Stated problem —
Wherever a line below holds the word "Bosnie", copy that line.

Given entries —

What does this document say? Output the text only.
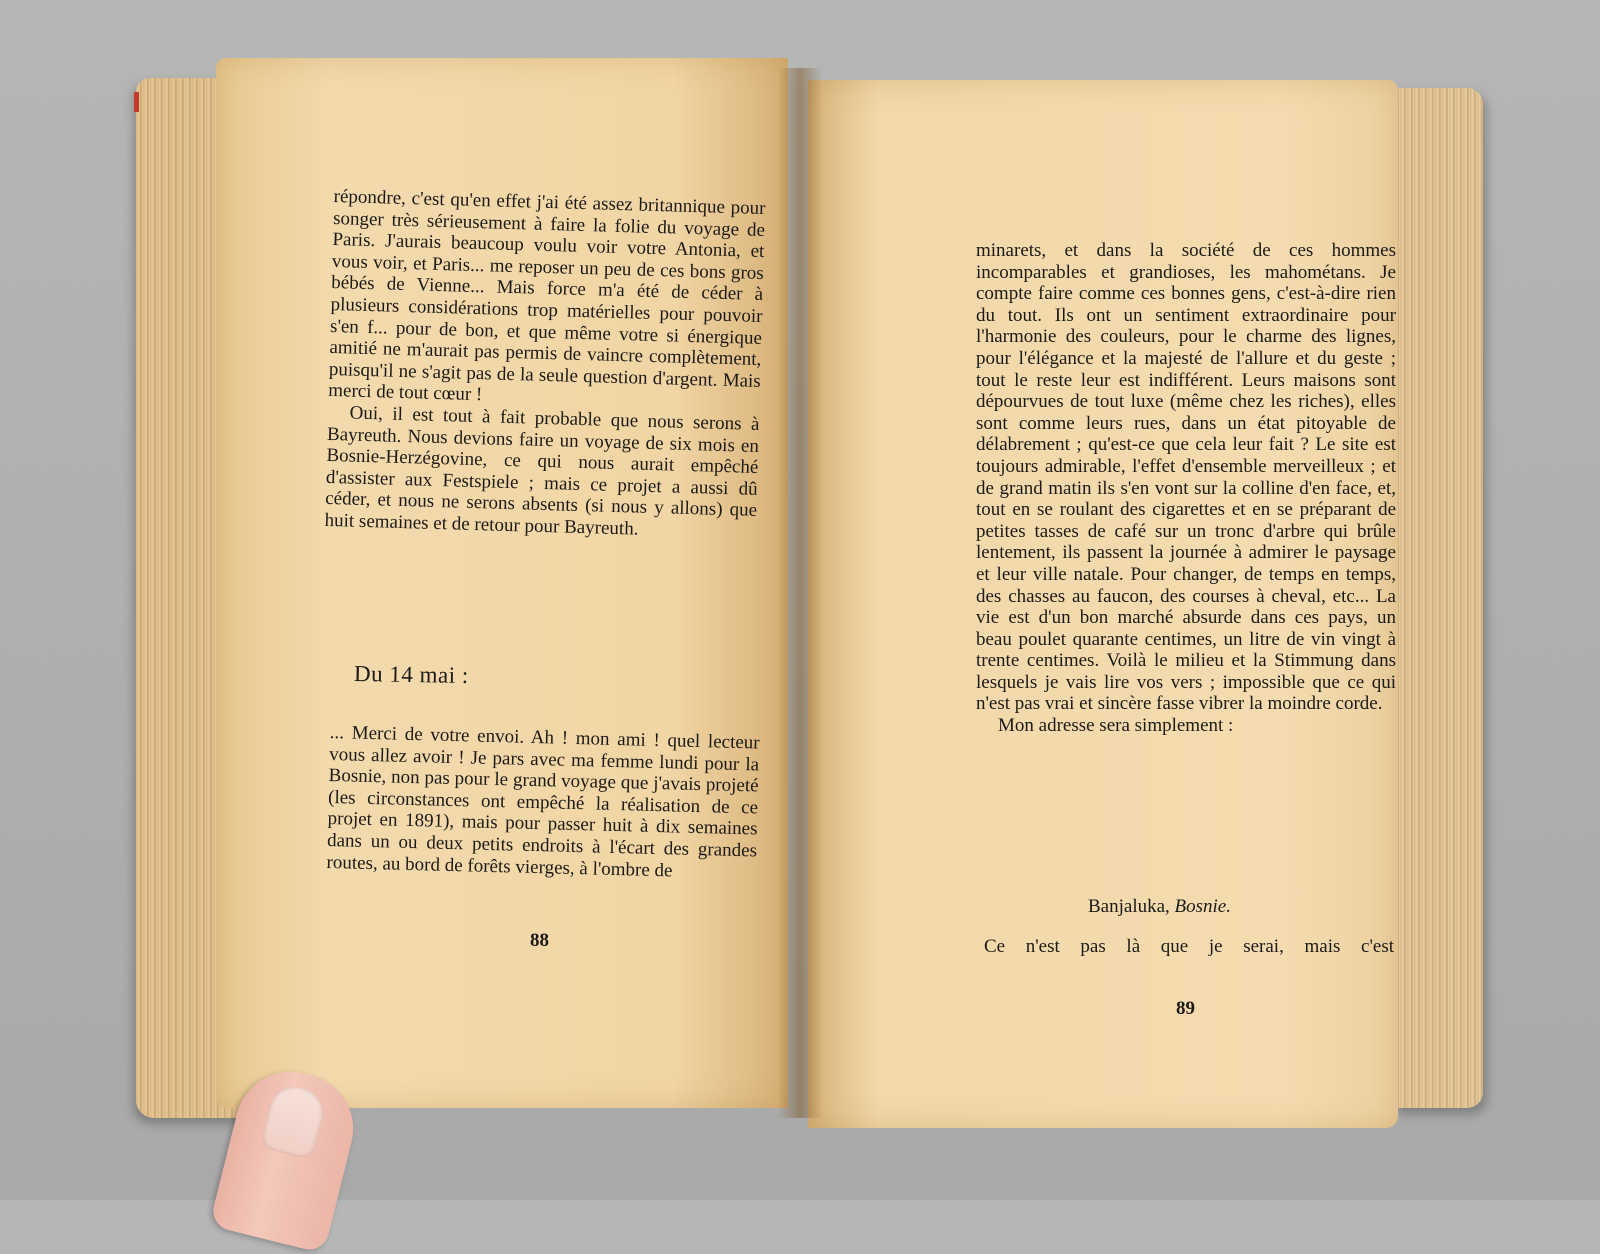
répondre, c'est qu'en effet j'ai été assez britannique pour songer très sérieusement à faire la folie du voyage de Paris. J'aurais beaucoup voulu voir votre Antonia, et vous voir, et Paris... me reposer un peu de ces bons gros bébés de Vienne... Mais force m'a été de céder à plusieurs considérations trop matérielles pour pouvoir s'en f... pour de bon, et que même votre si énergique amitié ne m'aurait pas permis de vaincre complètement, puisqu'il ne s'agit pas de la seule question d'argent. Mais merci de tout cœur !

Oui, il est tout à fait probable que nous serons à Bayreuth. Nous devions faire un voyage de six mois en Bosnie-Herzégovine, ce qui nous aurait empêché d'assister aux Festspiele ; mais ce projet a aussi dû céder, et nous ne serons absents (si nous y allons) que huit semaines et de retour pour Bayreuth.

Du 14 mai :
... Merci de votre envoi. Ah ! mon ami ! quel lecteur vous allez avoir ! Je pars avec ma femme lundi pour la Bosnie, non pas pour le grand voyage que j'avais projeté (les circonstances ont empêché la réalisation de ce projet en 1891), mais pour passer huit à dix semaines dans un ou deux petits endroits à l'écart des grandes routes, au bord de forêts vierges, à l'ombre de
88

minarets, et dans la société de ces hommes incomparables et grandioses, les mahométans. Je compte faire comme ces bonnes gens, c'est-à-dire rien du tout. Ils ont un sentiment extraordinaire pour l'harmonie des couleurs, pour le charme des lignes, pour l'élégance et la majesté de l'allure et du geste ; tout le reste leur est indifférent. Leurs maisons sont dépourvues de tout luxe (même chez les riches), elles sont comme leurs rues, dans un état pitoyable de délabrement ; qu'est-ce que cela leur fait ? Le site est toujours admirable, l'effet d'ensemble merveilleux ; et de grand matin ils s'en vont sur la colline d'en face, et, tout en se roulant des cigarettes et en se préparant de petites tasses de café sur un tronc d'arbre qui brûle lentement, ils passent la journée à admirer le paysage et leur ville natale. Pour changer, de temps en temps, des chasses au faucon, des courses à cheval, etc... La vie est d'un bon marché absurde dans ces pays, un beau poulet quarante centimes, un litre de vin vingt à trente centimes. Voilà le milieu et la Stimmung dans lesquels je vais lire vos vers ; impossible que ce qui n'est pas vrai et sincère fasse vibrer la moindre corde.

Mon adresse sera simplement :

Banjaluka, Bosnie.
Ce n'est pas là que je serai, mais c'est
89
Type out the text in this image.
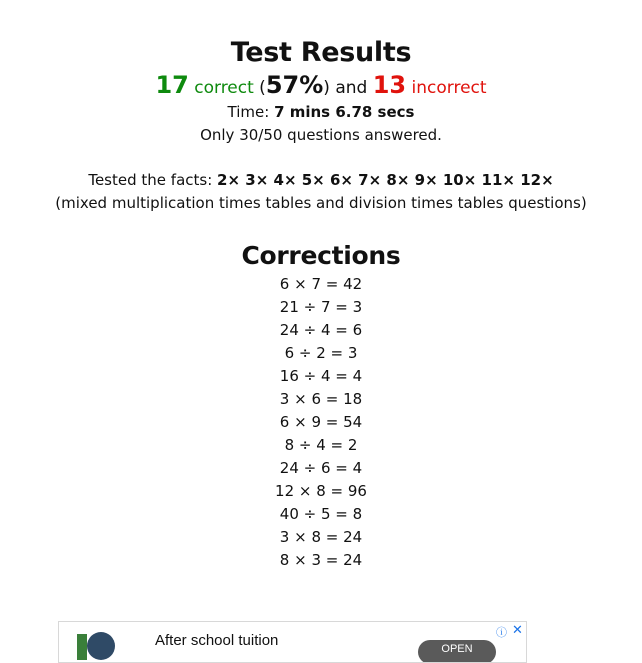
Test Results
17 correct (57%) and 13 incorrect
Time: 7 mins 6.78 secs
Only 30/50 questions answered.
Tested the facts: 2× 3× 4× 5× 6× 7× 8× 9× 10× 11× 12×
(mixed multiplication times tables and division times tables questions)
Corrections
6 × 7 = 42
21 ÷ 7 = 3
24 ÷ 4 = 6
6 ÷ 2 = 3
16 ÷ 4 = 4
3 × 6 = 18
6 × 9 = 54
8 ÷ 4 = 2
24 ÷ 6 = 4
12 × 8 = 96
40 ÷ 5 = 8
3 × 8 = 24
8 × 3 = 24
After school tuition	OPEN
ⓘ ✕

Solution to this problem —
Oui, il est tout à fait probable que nous serons à Bayreuth. Nous devions faire un voyage de six mois en Bosnie-Herzégovine, ce qui nous aurait empêché d'assister aux Festspiele ; mais ce projet a aussi dû céder, et nous ne serons absents (si nous y allons) que huit semaines et de retour pour Bayreuth.
... Merci de votre envoi. Ah ! mon ami ! quel lecteur vous allez avoir ! Je pars avec ma femme lundi pour la Bosnie, non pas pour le grand voyage que j'avais projeté (les circonstances ont empêché la réalisation de ce projet en 1891), mais pour passer huit à dix semaines dans un ou deux petits endroits à l'écart des grandes routes, au bord de forêts vierges, à l'ombre de
Banjaluka, Bosnie.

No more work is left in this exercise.